Fundamentos de Aquisição da Linguagem

Ronaldo Lima Jr.

Universidade de Brasília (UnB)

Teorias de Aquisição de segunda língua

Behaviorismo

Behaviorismo

A visão behaviorista de aquisição de L2 compartilha dos mesmos princípios de sua visão de aquisição de L1:

  • Aquisição de segunda língua ocorre por meio da criação de hábitos, através da imitação/repetição e de estímulos e reforços
  • Estímulo-Resposta: A aprendizagem ocorre por associação de estímulos externos com respostas desejadas
  • Reforço: Reforçar respostas corretas aumenta a probabilidade de sua repetição

Behaviorismo

As críticas também foram as mesmas:

  • Reducionismo: A abordagem simplifica a complexidade da aquisição de linguagem
  • Ignora Processos Mentais: Não leva em consideração a compreensão interna e processos cognitivos envolvidos na aprendizagem de uma língua

Aplicação ao ensino de L2

O behaviorismo aplicado ao ensino de L2 fez surgir um método de ensino chamada de Método Audiolingal, também conhecido como Army Method

  • Surgiu nos EUA durante a década de 1950, influenciado por teorias behavioristas e por encomenda das formças armadas durante a Guerra Fria
  • O enfoque era no desenvolvimento das habilidades auditivas e orais
  • Fazia uso intensivo de repetição (drills) para reforçar estruturas linguística e para automatizar respostas corretas
  • Estudantes imitavam modelos nativos para desenvolver pronúncia “correta/autêntica”, e memorizavam diálogos e frases para promover fluência

Críticas

  • Foco excessivo em padrões específicos pode limitar a habilidade dos alunos de se adaptarem a diversas situações linguísticas
  • Pouca Ênfase em produção e compreensão escrita
  • Ênfase excessiva em diálogos pré-fabricados, sem espaço para personalização da aprendizagem, uso genuíno da comunicação, e contextualização de acordo com as necessidades dos aprendizes

Exemplo

Inatismo

Inatismo

  • Trata-se da aplicação do Inatismo proposto por Chomsky para aquisição de L1 à aquisição de L2
  • Muitas pesquisas buscaram verificar a existência de uma Gramática Universal (GU) na aquisição de L2
  • Sua aplicação ao ensino de L2 se deu pela proposta do Modelo Monitor, de Stephen Krashen (1978), composto por 5 hipóteses

Modelo Monitor

  1. Hipótese da Aquisição x Aprendizagem:
    • Aquisição: Processo natural e subconsciente de assimilar a linguagem através da exposição (gerando conhecimento implícito)

▶ _Questão 1_
Segundo o texto sobre aquisição da linguagem, com que finalidade o Método Audiolingual usava repetição (drills) de forma intensiva?
▶ _Questão 2_
De acordo com o texto sobre aquisição da linguagem, em que país e em que década surgiu o Método Audiolingual?
▶ _Questão 3_
Escreva a continuação do texto sobre aquisição da linguagem a partir da última frase apresentada.

▶ _Registros extraídos_

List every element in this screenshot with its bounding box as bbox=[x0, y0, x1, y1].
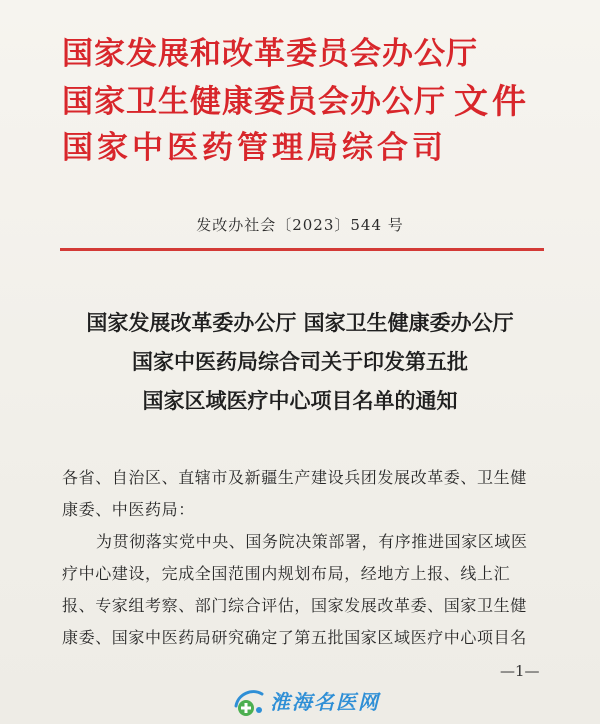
title-line: 国家发展改革委办公厅 国家卫生健康委办公厅 bbox=[86, 311, 514, 335]
watermark-text: 淮海名医网 bbox=[270, 690, 380, 714]
document-type-label: 文件 bbox=[454, 82, 530, 122]
cross-logo-icon bbox=[232, 686, 266, 718]
salutation-line: 康委、中医药局： bbox=[62, 500, 195, 519]
notice-title bbox=[0, 304, 600, 421]
issuer-nhc: 国家卫生健康委员会办公厅 bbox=[62, 84, 446, 120]
paragraph-line: 报、专家组考察、部门综合评估，国家发展改革委、国家卫生健 bbox=[62, 596, 527, 615]
paragraph-line: 康委、国家中医药局研究确定了第五批国家区域医疗中心项目名 bbox=[62, 628, 527, 647]
issuer-natcm: 国家中医药管理局综合司 bbox=[62, 130, 447, 166]
document-number: 发改办社会〔2023〕544 号 bbox=[196, 216, 404, 234]
site-watermark bbox=[232, 684, 392, 720]
title-line: 国家区域医疗中心项目名单的通知 bbox=[142, 389, 458, 413]
paragraph-line: 为贯彻落实党中央、国务院决策部署，有序推进国家区域医 bbox=[96, 532, 528, 551]
red-divider bbox=[60, 248, 544, 251]
issuer-ndrc: 国家发展和改革委员会办公厅 bbox=[62, 36, 478, 72]
notice-body bbox=[62, 462, 562, 654]
title-line: 国家中医药局综合司关于印发第五批 bbox=[132, 350, 468, 374]
document-header bbox=[62, 30, 582, 180]
paragraph-line: 疗中心建设，完成全国范围内规划布局，经地方上报、线上汇 bbox=[62, 564, 511, 583]
salutation-line: 各省、自治区、直辖市及新疆生产建设兵团发展改革委、卫生健 bbox=[62, 468, 527, 487]
page-number: —1— bbox=[500, 662, 540, 680]
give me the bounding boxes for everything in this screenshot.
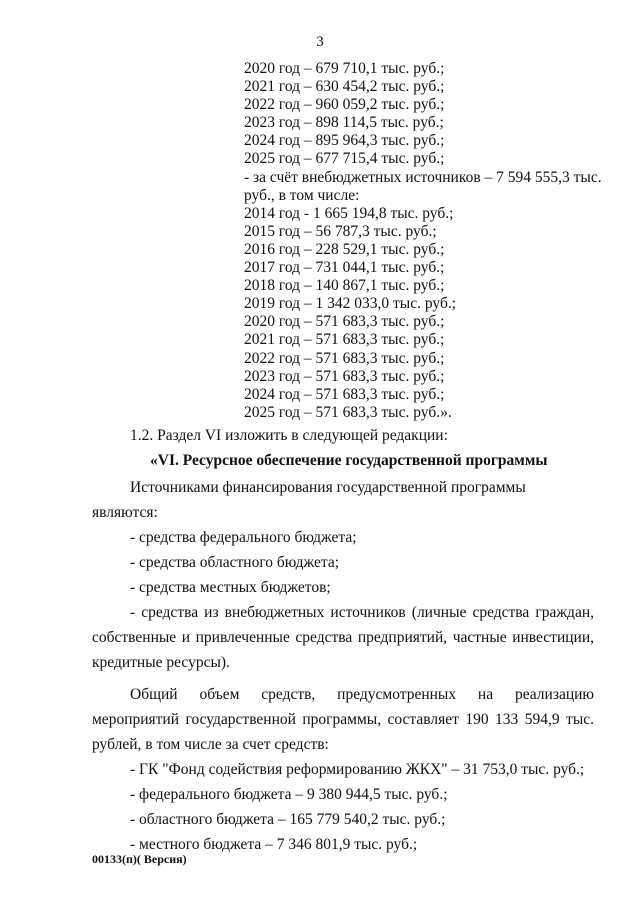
section-instruction: 1.2. Раздел VI изложить в следующей редакции: — [130, 427, 448, 444]
source-item: - средства местных бюджетов; — [130, 579, 331, 596]
total-breakdown-item: - областного бюджета – 165 779 540,2 тыс. руб.; — [130, 811, 446, 828]
funding-line: 2025 год – 677 715,4 тыс. руб.; — [244, 150, 445, 168]
section-body — [92, 423, 594, 857]
funding-line: 2024 год – 571 683,3 тыс. руб.; — [244, 385, 445, 403]
funding-line: 2023 год – 571 683,3 тыс. руб.; — [244, 367, 445, 385]
funding-line: 2014 год - 1 665 194,8 тыс. руб.; — [244, 204, 454, 222]
section-heading: «VI. Ресурсное обеспечение государственной программы — [150, 452, 548, 469]
funding-line: 2018 год – 140 867,1 тыс. руб.; — [244, 277, 445, 295]
funding-line: 2023 год – 898 114,5 тыс. руб.; — [244, 114, 444, 132]
funding-line: 2022 год – 960 059,2 тыс. руб.; — [244, 96, 445, 114]
total-paragraph: Общий объем средств, предусмотренных на реализацию мероприятий государственной программы, составляет 190 133 594,9 тыс. рублей, в том числе за счет средств: — [92, 686, 594, 753]
funding-line: 2020 год – 679 710,1 тыс. руб.; — [244, 60, 445, 77]
source-item: - средства федерального бюджета; — [130, 529, 357, 546]
funding-line: 2017 год – 731 044,1 тыс. руб.; — [244, 259, 445, 277]
funding-by-year-list — [244, 60, 604, 422]
funding-line: 2021 год – 571 683,3 тыс. руб.; — [244, 331, 445, 349]
total-breakdown-item: - местного бюджета – 7 346 801,9 тыс. руб.; — [130, 836, 418, 853]
funding-line: 2020 год – 571 683,3 тыс. руб.; — [244, 313, 445, 331]
total-breakdown-item: - федерального бюджета – 9 380 944,5 тыс. руб.; — [130, 786, 448, 803]
page-number: 3 — [316, 34, 324, 50]
funding-line: 2022 год – 571 683,3 тыс. руб.; — [244, 349, 445, 367]
total-breakdown-item: - ГК "Фонд содействия реформированию ЖКХ" – 31 753,0 тыс. руб.; — [130, 761, 585, 778]
funding-line: 2016 год – 228 529,1 тыс. руб.; — [244, 240, 445, 258]
source-item: - средства областного бюджета; — [130, 554, 340, 571]
funding-line: 2024 год – 895 964,3 тыс. руб.; — [244, 132, 445, 150]
funding-line: 2021 год – 630 454,2 тыс. руб.; — [244, 78, 445, 96]
extra-budget-intro: - за счёт внебюджетных источников – 7 594 555,3 тыс. руб., в том числе: — [244, 168, 602, 204]
source-item: - средства из внебюджетных источников (личные средства граждан, собственные и привлеченные средства предприятий, частные инвестиции, кредитные ресурсы). — [92, 604, 594, 671]
sources-intro: Источниками финансирования государственной программы являются: — [92, 479, 526, 521]
funding-line: 2015 год – 56 787,3 тыс. руб.; — [244, 222, 437, 240]
funding-line: 2019 год – 1 342 033,0 тыс. руб.; — [244, 295, 457, 313]
footer-version-code: 00133(п)( Версия) — [92, 852, 187, 866]
funding-line: 2025 год – 571 683,3 тыс. руб.». — [244, 403, 452, 421]
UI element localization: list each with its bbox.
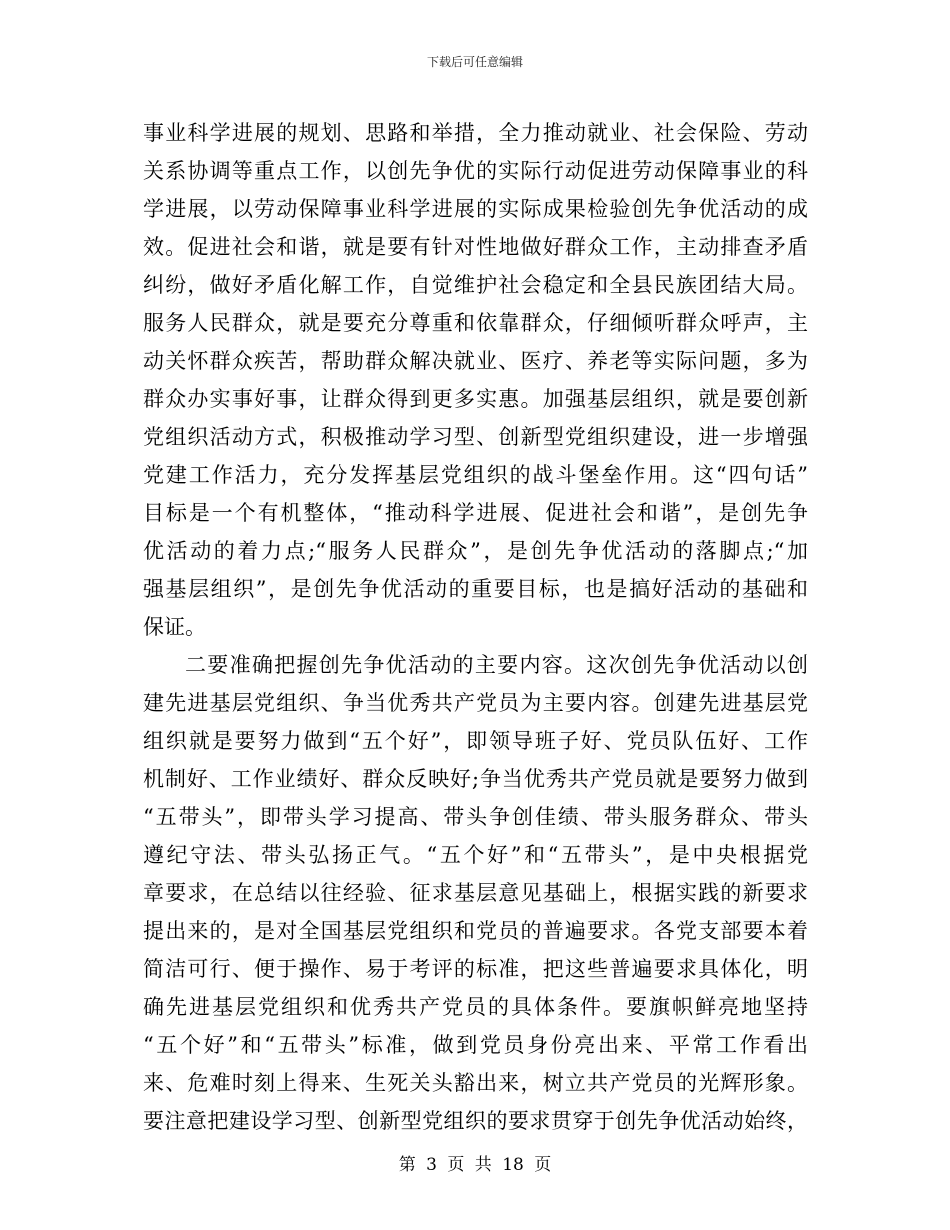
- text-line: 党建工作活力，充分发挥基层党组织的战斗堡垒作用。这“四句话”: [143, 463, 808, 487]
- text-line: 要注意把建设学习型、创新型党组织的要求贯穿于创先争优活动始终，: [143, 1109, 808, 1133]
- text-line: 简洁可行、便于操作、易于考评的标准，把这些普遍要求具体化，明: [143, 957, 808, 981]
- text-line: 组织就是要努力做到“五个好”，即领导班子好、党员队伍好、工作: [143, 729, 808, 753]
- text-line: 学进展，以劳动保障事业科学进展的实际成果检验创先争优活动的成: [143, 197, 808, 221]
- text-line: 强基层组织”，是创先争优活动的重要目标，也是搞好活动的基础和: [143, 577, 808, 601]
- text-line: 党组织活动方式，积极推动学习型、创新型党组织建设，进一步增强: [143, 425, 808, 449]
- text-line: 章要求，在总结以往经验、征求基层意见基础上，根据实践的新要求: [143, 881, 808, 905]
- text-line: 服务人民群众，就是要充分尊重和依靠群众，仔细倾听群众呼声，主: [143, 311, 808, 335]
- document-body: [143, 114, 808, 1140]
- text-line: 保证。: [143, 615, 206, 639]
- text-line: 目标是一个有机整体，“推动科学进展、促进社会和谐”，是创先争: [143, 501, 808, 525]
- text-line: 效。促进社会和谐，就是要有针对性地做好群众工作，主动排查矛盾: [143, 235, 808, 259]
- text-line: 来、危难时刻上得来、生死关头豁出来，树立共产党员的光辉形象。: [143, 1071, 808, 1095]
- text-line: 纠纷，做好矛盾化解工作，自觉维护社会稳定和全县民族团结大局。: [143, 273, 808, 297]
- paragraph-first-line: 二要准确把握创先争优活动的主要内容。这次创先争优活动以创: [185, 653, 808, 677]
- text-line: 提出来的，是对全国基层党组织和党员的普遍要求。各党支部要本着: [143, 919, 808, 943]
- text-line: 动关怀群众疾苦，帮助群众解决就业、医疗、养老等实际问题，多为: [143, 349, 808, 373]
- text-line: 机制好、工作业绩好、群众反映好;争当优秀共产党员就是要努力做到: [143, 767, 808, 791]
- text-line: 建先进基层党组织、争当优秀共产党员为主要内容。创建先进基层党: [143, 691, 808, 715]
- page-header: 下载后可任意编辑: [426, 55, 523, 69]
- text-line: 群众办实事好事，让群众得到更多实惠。加强基层组织，就是要创新: [143, 387, 808, 411]
- text-line: 关系协调等重点工作，以创先争优的实际行动促进劳动保障事业的科: [143, 159, 808, 183]
- text-line: 遵纪守法、带头弘扬正气。“五个好”和“五带头”，是中央根据党: [143, 843, 808, 867]
- text-line: 优活动的着力点;“服务人民群众”，是创先争优活动的落脚点;“加: [143, 539, 808, 563]
- text-line: “五个好”和“五带头”标准，做到党员身份亮出来、平常工作看出: [143, 1033, 808, 1057]
- text-line: 确先进基层党组织和优秀共产党员的具体条件。要旗帜鲜亮地坚持: [143, 995, 808, 1019]
- text-line: 事业科学进展的规划、思路和举措，全力推动就业、社会保险、劳动: [143, 121, 808, 145]
- text-line: “五带头”，即带头学习提高、带头争创佳绩、带头服务群众、带头: [143, 805, 808, 829]
- page-number-footer: 第 3 页 共 18 页: [398, 1155, 552, 1175]
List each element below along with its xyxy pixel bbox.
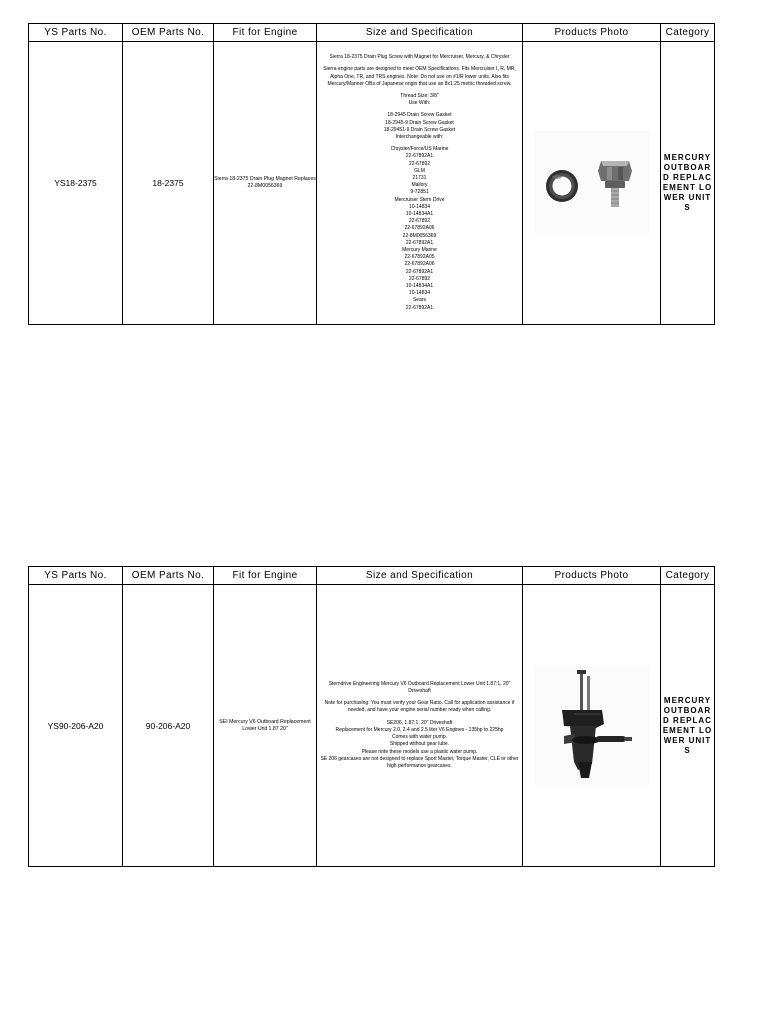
header-products-photo: Products Photo — [523, 24, 661, 42]
fit-for-engine: Sierra 18-2375 Drain Plug Magnet Replaces 22-8M0056369 — [214, 42, 317, 325]
spec-line: 22-67892A1 — [405, 239, 434, 246]
ys-part-number: YS90-206-A20 — [29, 585, 123, 867]
spec-line: Sierra 18-2375 Drain Plug Screw with Magnet for Mercruiser, Mercury, & Chrysler — [329, 54, 510, 61]
header-size-and-specification: Size and Specification — [317, 567, 523, 585]
header-oem-parts-no: OEM Parts No. — [123, 24, 214, 42]
spec-line: 22-67892 — [408, 160, 431, 167]
header-size-and-specification: Size and Specification — [317, 24, 523, 42]
header-category: Category — [661, 24, 715, 42]
spec-line: 10-14834 — [408, 290, 431, 297]
spec-line: Shipped without gear lube. — [389, 741, 450, 748]
spec-line: Please note these models use a plastic water pump. — [361, 748, 478, 755]
spec-line: Replacement for Mercury 2.0, 2.4 and 2.5 liter V6 Engines - 135hp to 225hp — [335, 726, 504, 733]
spec-line: 22-67892A06 — [404, 261, 435, 268]
ys-part-number: YS18-2375 — [29, 42, 123, 325]
spec-line: Note for purchasing: You must verify your Gear Ratio. Call for application assistance if needed, and have your engine serial number ready when calling. — [324, 700, 515, 714]
spec-line: SE206, 1.87:1, 20" Driveshaft — [386, 719, 453, 726]
spec-line: GLM — [414, 167, 425, 174]
spec-line: SE 206 gearcases are not designed to replace Sport Master, Torque Master, CLE or other high performance gearcases. — [320, 755, 519, 769]
oem-part-number: 90-206-A20 — [123, 585, 214, 867]
header-products-photo: Products Photo — [523, 567, 661, 585]
header-oem-parts-no: OEM Parts No. — [123, 567, 214, 585]
products-photo — [523, 42, 661, 325]
category: MERCURY OUTBOARD REPLACEMENT LOWER UNITS — [661, 42, 715, 325]
spec-line: 10-14834 — [408, 203, 431, 210]
spec-line: 21731 — [412, 174, 427, 181]
oem-part-number: 18-2375 — [123, 42, 214, 325]
category: MERCURY OUTBOARD REPLACEMENT LOWER UNITS — [661, 585, 715, 867]
header-ys-parts-no: YS Parts No. — [29, 24, 123, 42]
table-row — [29, 585, 715, 867]
product-table-1 — [28, 23, 715, 325]
spec-line: 18-2945 Drain Screw Gasket — [387, 112, 452, 119]
products-photo — [523, 585, 661, 867]
header-row — [29, 567, 715, 585]
spec-line: 22-67892A1 — [405, 268, 434, 275]
drain-plug-photo — [534, 131, 650, 235]
header-category: Category — [661, 567, 715, 585]
header-row — [29, 24, 715, 42]
spec-line: 22-67892A1 — [405, 304, 434, 311]
spec-line: Mallory — [411, 182, 428, 189]
spec-line: 9-72851 — [410, 189, 429, 196]
lower-unit-photo — [534, 666, 650, 786]
spec-line: Interchangeable with: — [395, 133, 444, 140]
size-and-specification — [317, 42, 523, 325]
spec-line: 18-29451-9 Drain Screw Gasket — [383, 126, 456, 133]
spec-line: 22-67892A05 — [404, 254, 435, 261]
spec-line: 22-67892 — [408, 275, 431, 282]
spec-line: 22-67892A06 — [404, 225, 435, 232]
header-fit-for-engine: Fit for Engine — [214, 567, 317, 585]
spec-line: 22-8M0056369 — [402, 232, 437, 239]
spec-line: Sierra engine parts are designed to meet OEM Specifications. Fits Mercruiser I, R, MR, Alpha One, TR, and TRS engines. Note: Do not use on #1/R lower units. Also fits Mercury/Mariner OBs of Japanese origin that use an 8x1.25 metric threaded screw. — [323, 66, 516, 87]
gasket-ring — [546, 170, 578, 202]
size-and-specification — [317, 585, 523, 867]
spec-line: 10-14834A1 — [405, 211, 434, 217]
header-ys-parts-no: YS Parts No. — [29, 567, 123, 585]
spec-line: 18-2945-9 Drain Screw Gasket — [385, 119, 454, 126]
spec-line: Sterndrive Engineering Mercury V6 Outboard Replacement Lower Unit 1.87:1, 20" Driveshaft — [328, 680, 511, 695]
spec-line: Mercruiser Stern Drive — [394, 196, 445, 203]
spec-line: Chrysler/Force/US Marine — [390, 146, 449, 153]
spec-line: 22-67892A1 — [405, 153, 434, 160]
product-table-2 — [28, 566, 715, 867]
fit-for-engine: SEI Mercury V6 Outboard Replacement Lower Unit 1.87 20" — [214, 585, 317, 867]
spec-line: Thread Size: 3/8" — [400, 92, 439, 99]
spec-line: Use With: — [408, 100, 431, 107]
spec-line: 22-67892 — [408, 218, 431, 225]
table-row — [29, 42, 715, 325]
spec-line: 10-14834A1 — [405, 283, 434, 290]
spec-line: Mercury Marine — [402, 247, 437, 254]
spec-line: Sears — [412, 297, 427, 304]
spec-line: Comes with water pump. — [391, 734, 448, 741]
header-fit-for-engine: Fit for Engine — [214, 24, 317, 42]
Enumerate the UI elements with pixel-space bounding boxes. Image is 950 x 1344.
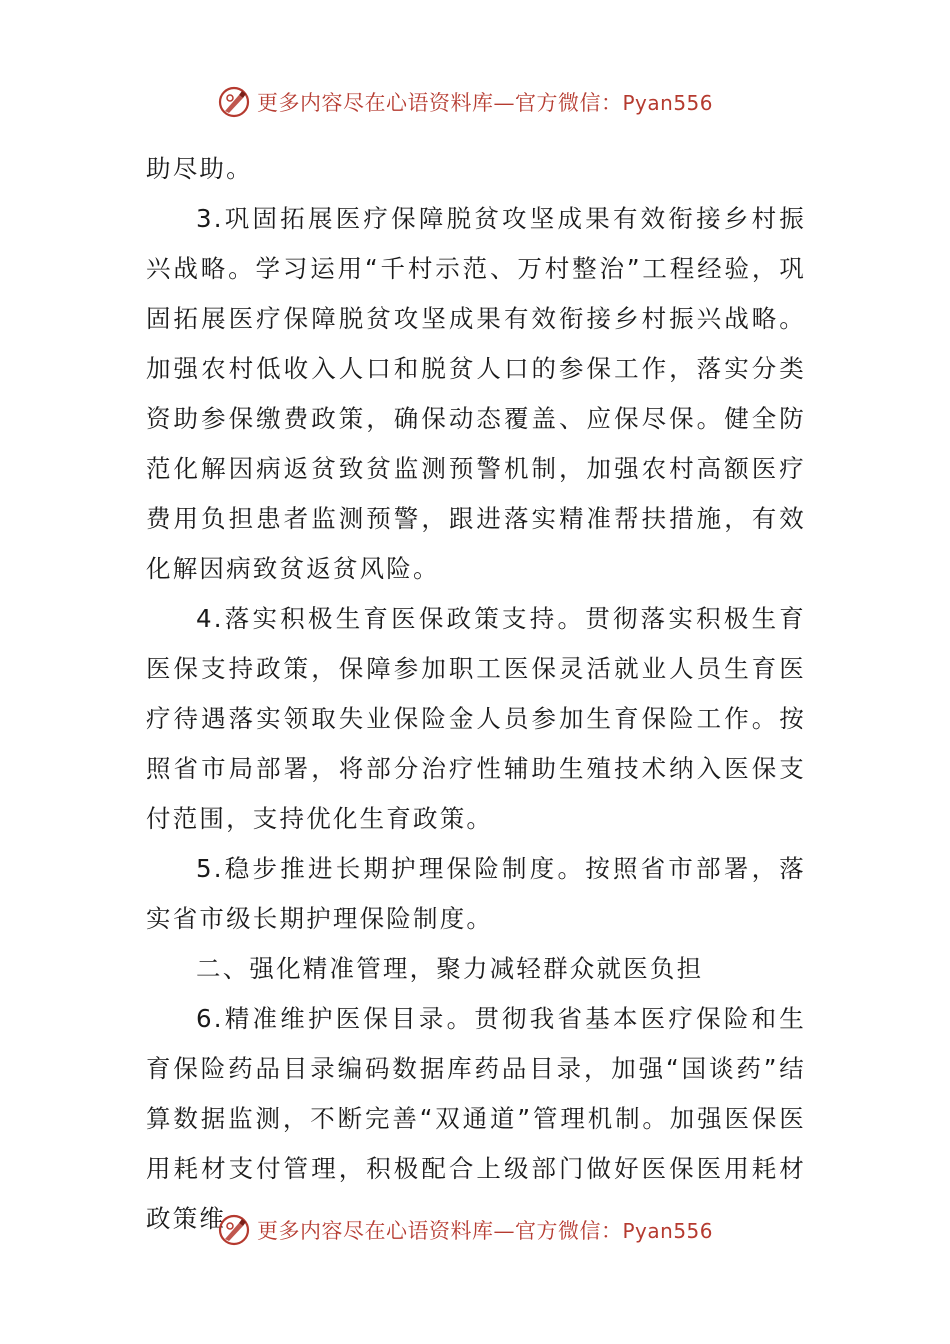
paragraph-item-6: 6.精准维护医保目录。贯彻我省基本医疗保险和生育保险药品目录编码数据库药品目录，加强“国谈药”结算数据监测，不断完善“双通道”管理机制。加强医保医用耗材支付管理，积极配合上级部门做好医保医用耗材政策维 <box>146 1004 806 1233</box>
watermark-text: 更多内容尽在心语资料库—官方微信：Pyan556 <box>256 1219 713 1243</box>
watermark-text: 更多内容尽在心语资料库—官方微信：Pyan556 <box>256 91 713 115</box>
document-body <box>146 144 806 1244</box>
paragraph-item-4: 4.落实积极生育医保政策支持。贯彻落实积极生育医保支持政策，保障参加职工医保灵活就业人员生育医疗待遇落实领取失业保险金人员参加生育保险工作。按照省市局部署，将部分治疗性辅助生殖技术纳入医保支付范围，支持优化生育政策。 <box>146 604 806 833</box>
pen-circle-logo-icon <box>217 1213 251 1247</box>
watermark-banner-top <box>0 82 950 122</box>
paragraph-item-3: 3.巩固拓展医疗保障脱贫攻坚成果有效衔接乡村振兴战略。学习运用“千村示范、万村整治”工程经验，巩固拓展医疗保障脱贫攻坚成果有效衔接乡村振兴战略。加强农村低收入人口和脱贫人口的参保工作，落实分类资助参保缴费政策，确保动态覆盖、应保尽保。健全防范化解因病返贫致贫监测预警机制，加强农村高额医疗费用负担患者监测预警，跟进落实精准帮扶措施，有效化解因病致贫返贫风险。 <box>146 204 806 583</box>
paragraph-item-5: 5.稳步推进长期护理保险制度。按照省市部署，落实省市级长期护理保险制度。 <box>146 854 806 933</box>
paragraph-continuation: 助尽助。 <box>146 154 253 183</box>
section-heading: 二、强化精准管理，聚力减轻群众就医负担 <box>196 954 704 983</box>
watermark-handle: Pyan556 <box>622 91 713 115</box>
watermark-banner-bottom <box>0 1210 950 1250</box>
watermark-handle: Pyan556 <box>622 1219 713 1243</box>
pen-circle-logo-icon <box>217 85 251 119</box>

▶ _Resultado do exercício 1_
O método usava os drills para reforçar estruturas linguísticas e para automatizar respostas corretas.

▶ _Resultado do exercício 2_
Nos EUA, na década de 1950.

▶ _Resultado do exercício 3_
    • Aprendizagem: Processo consciente de compreender e aplicar regras gramaticais (gerando conhecimento explícito)
    • A aquisição é a responsável para desenvolver fluência linguística em uma L2
    • Um falante só consegue acessar o sistema adquirido (conhecimento implícito) enquanto utiliza a L2
    • Um falante só consegue acessar o sistema aprendido (conhecimento explícito) quando tem tempo de parar para monitorar a sua língua
  1. Hipótese da Ordem Natural:
  • Krashen postula que aprendizes de uma L2 passarão pelas mesmas etapas de aprendizagem a despeito de suas L1s.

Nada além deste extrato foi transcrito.